··· PROVIDED MATERIAL ···

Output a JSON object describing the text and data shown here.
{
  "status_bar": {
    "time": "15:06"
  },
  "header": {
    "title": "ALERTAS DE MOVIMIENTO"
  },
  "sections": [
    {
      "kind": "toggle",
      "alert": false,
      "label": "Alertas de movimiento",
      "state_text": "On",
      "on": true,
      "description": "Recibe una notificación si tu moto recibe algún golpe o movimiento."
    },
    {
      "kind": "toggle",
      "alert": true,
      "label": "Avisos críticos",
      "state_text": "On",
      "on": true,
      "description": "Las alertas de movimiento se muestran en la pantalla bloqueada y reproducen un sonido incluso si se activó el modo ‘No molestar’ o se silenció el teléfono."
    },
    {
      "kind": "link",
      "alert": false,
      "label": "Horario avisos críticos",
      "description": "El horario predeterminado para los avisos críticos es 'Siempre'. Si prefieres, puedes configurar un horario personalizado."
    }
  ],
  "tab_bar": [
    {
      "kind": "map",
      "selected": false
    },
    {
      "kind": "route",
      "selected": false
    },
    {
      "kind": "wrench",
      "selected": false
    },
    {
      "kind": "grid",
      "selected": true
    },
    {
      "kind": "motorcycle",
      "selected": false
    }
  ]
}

···

Retype all of the material above with every character intact.

Output a JSON object describing the text and data shown here.
{
  "status_bar": {
    "time": "15:06"
  },
  "header": {
    "title": "ALERTAS DE MOVIMIENTO"
  },
  "sections": [
    {
      "kind": "toggle",
      "alert": false,
      "label": "Alertas de movimiento",
      "state_text": "On",
      "on": true,
      "description": "Recibe una notificación si tu moto recibe algún golpe o movimiento."
    },
    {
      "kind": "toggle",
      "alert": true,
      "label": "Avisos críticos",
      "state_text": "On",
      "on": true,
      "description": "Las alertas de movimiento se muestran en la pantalla bloqueada y reproducen un sonido incluso si se activó el modo ‘No molestar’ o se silenció el teléfono."
    },
    {
      "kind": "link",
      "alert": false,
      "label": "Horario avisos críticos",
      "description": "El horario predeterminado para los avisos críticos es 'Siempre'. Si prefieres, puedes configurar un horario personalizado."
    }
  ],
  "tab_bar": [
    {
      "kind": "map",
      "selected": false
    },
    {
      "kind": "route",
      "selected": false
    },
    {
      "kind": "wrench",
      "selected": false
    },
    {
      "kind": "grid",
      "selected": true
    },
    {
      "kind": "motorcycle",
      "selected": false
    }
  ]
}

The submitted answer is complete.